▸ Records for the task:
'''
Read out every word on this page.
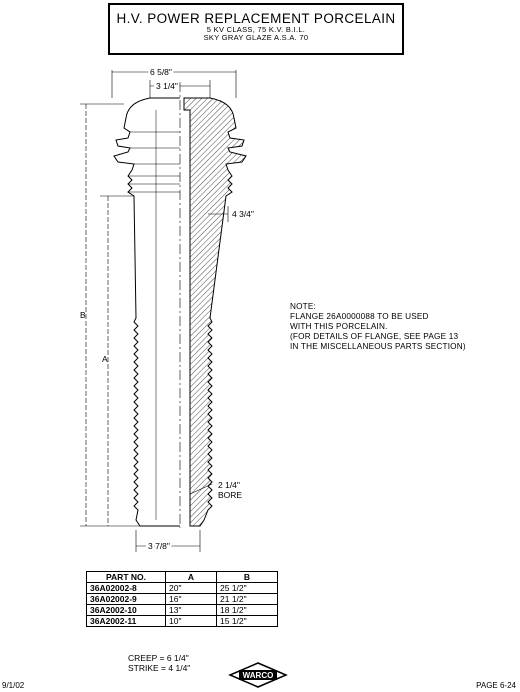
H.V. POWER REPLACEMENT PORCELAIN
5 KV CLASS, 75 K.V. B.I.L.
SKY GRAY GLAZE A.S.A. 70
6 5/8"
3 1/4"
4 3/4"
B
A
2 1/4"
BORE
3 7/8"
NOTE:
FLANGE 26A0000088 TO BE USED
WITH THIS PORCELAIN.
(FOR DETAILS OF FLANGE, SEE PAGE 13
IN THE MISCELLANEOUS PARTS SECTION)
PART NO.	A	B
36A02002-8	20"	25 1/2"
36A02002-9	16"	21 1/2"
36A2002-10	13"	18 1/2"
36A2002-11	10"	15 1/2"
CREEP = 6 1/4"
STRIKE = 4 1/4"
WARCO
9/1/02	PAGE 6-24
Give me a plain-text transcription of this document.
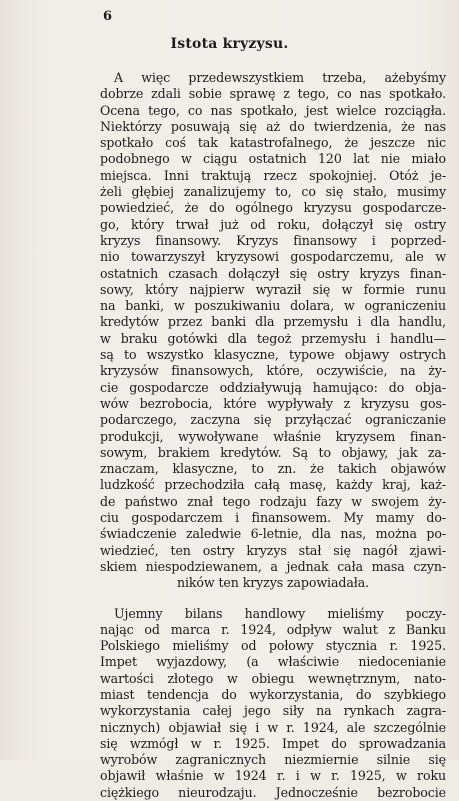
6
Istota kryzysu.
A więc przedewszystkiem trzeba, ażebyśmy
dobrze zdali sobie sprawę z tego, co nas spotkało.
Ocena tego, co nas spotkało, jest wielce rozciągła.
Niektórzy posuwają się aż do twierdzenia, że nas
spotkało coś tak katastrofalnego, że jeszcze nic
podobnego w ciągu ostatnich 120 lat nie miało
miejsca. Inni traktują rzecz spokojniej. Otóż je-
żeli głębiej zanalizujemy to, co się stało, musimy
powiedzieć, że do ogólnego kryzysu gospodarcze-
go, który trwał już od roku, dołączył się ostry
kryzys finansowy. Kryzys finansowy i poprzed-
nio towarzyszył kryzysowi gospodarczemu, ale w
ostatnich czasach dołączył się ostry kryzys finan-
sowy, który najpierw wyraził się w formie runu
na banki, w poszukiwaniu dolara, w ograniczeniu
kredytów przez banki dla przemysłu i dla handlu,
w braku gotówki dla tegoż przemysłu i handlu—
są to wszystko klasyczne, typowe objawy ostrych
kryzysów finansowych, które, oczywiście, na ży-
cie gospodarcze oddziaływują hamująco: do obja-
wów bezrobocia, które wypływały z kryzysu gos-
podarczego, zaczyna się przyłączać ograniczanie
produkcji, wywoływane właśnie kryzysem finan-
sowym, brakiem kredytów. Są to objawy, jak za-
znaczam, klasyczne, to zn. że takich objawów
ludzkość przechodziła całą masę, każdy kraj, każ-
de państwo znał tego rodzaju fazy w swojem ży-
ciu gospodarczem i finansowem. My mamy do-
świadczenie zaledwie 6-letnie, dla nas, można po-
wiedzieć, ten ostry kryzys stał się nagół zjawi-
skiem niespodziewanem, a jednak cała masa czyn-
ników ten kryzys zapowiadała.
Ujemny bilans handlowy mieliśmy poczy-
nając od marca r. 1924, odpływ walut z Banku
Polskiego mieliśmy od połowy stycznia r. 1925.
Impet wyjazdowy, (a właściwie niedocenianie
wartości złotego w obiegu wewnętrznym, nato-
miast tendencja do wykorzystania, do szybkiego
wykorzystania całej jego siły na rynkach zagra-
nicznych) objawiał się i w r. 1924, ale szczególnie
się wzmógł w r. 1925. Impet do sprowadzania
wyrobów zagranicznych niezmiernie silnie się
objawił właśnie w 1924 r. i w r. 1925, w roku
ciężkiego nieurodzaju. Jednocześnie bezrobocie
'''
▸ Work to complete: Omit each picture, then return all of the listing exactly as it stands.

▸ Result below:
Read out every word on this page.
H.V. POWER REPLACEMENT PORCELAIN
5 KV CLASS, 75 K.V. B.I.L.
SKY GRAY GLAZE A.S.A. 70
6 5/8"
3 1/4"
4 3/4"
B
A
2 1/4"
BORE
3 7/8"
NOTE:
FLANGE 26A0000088 TO BE USED
WITH THIS PORCELAIN.
(FOR DETAILS OF FLANGE, SEE PAGE 13
IN THE MISCELLANEOUS PARTS SECTION)
PART NO.	A	B
36A02002-8	20"	25 1/2"
36A02002-9	16"	21 1/2"
36A2002-10	13"	18 1/2"
36A2002-11	10"	15 1/2"
CREEP = 6 1/4"
STRIKE = 4 1/4"
WARCO
9/1/02	PAGE 6-24
Give me a plain-text transcription of this document.
6
Istota kryzysu.
A więc przedewszystkiem trzeba, ażebyśmy
dobrze zdali sobie sprawę z tego, co nas spotkało.
Ocena tego, co nas spotkało, jest wielce rozciągła.
Niektórzy posuwają się aż do twierdzenia, że nas
spotkało coś tak katastrofalnego, że jeszcze nic
podobnego w ciągu ostatnich 120 lat nie miało
miejsca. Inni traktują rzecz spokojniej. Otóż je-
żeli głębiej zanalizujemy to, co się stało, musimy
powiedzieć, że do ogólnego kryzysu gospodarcze-
go, który trwał już od roku, dołączył się ostry
kryzys finansowy. Kryzys finansowy i poprzed-
nio towarzyszył kryzysowi gospodarczemu, ale w
ostatnich czasach dołączył się ostry kryzys finan-
sowy, który najpierw wyraził się w formie runu
na banki, w poszukiwaniu dolara, w ograniczeniu
kredytów przez banki dla przemysłu i dla handlu,
w braku gotówki dla tegoż przemysłu i handlu—
są to wszystko klasyczne, typowe objawy ostrych
kryzysów finansowych, które, oczywiście, na ży-
cie gospodarcze oddziaływują hamująco: do obja-
wów bezrobocia, które wypływały z kryzysu gos-
podarczego, zaczyna się przyłączać ograniczanie
produkcji, wywoływane właśnie kryzysem finan-
sowym, brakiem kredytów. Są to objawy, jak za-
znaczam, klasyczne, to zn. że takich objawów
ludzkość przechodziła całą masę, każdy kraj, każ-
de państwo znał tego rodzaju fazy w swojem ży-
ciu gospodarczem i finansowem. My mamy do-
świadczenie zaledwie 6-letnie, dla nas, można po-
wiedzieć, ten ostry kryzys stał się nagół zjawi-
skiem niespodziewanem, a jednak cała masa czyn-
ników ten kryzys zapowiadała.
Ujemny bilans handlowy mieliśmy poczy-
nając od marca r. 1924, odpływ walut z Banku
Polskiego mieliśmy od połowy stycznia r. 1925.
Impet wyjazdowy, (a właściwie niedocenianie
wartości złotego w obiegu wewnętrznym, nato-
miast tendencja do wykorzystania, do szybkiego
wykorzystania całej jego siły na rynkach zagra-
nicznych) objawiał się i w r. 1924, ale szczególnie
się wzmógł w r. 1925. Impet do sprowadzania
wyrobów zagranicznych niezmiernie silnie się
objawił właśnie w 1924 r. i w r. 1925, w roku
ciężkiego nieurodzaju. Jednocześnie bezrobocie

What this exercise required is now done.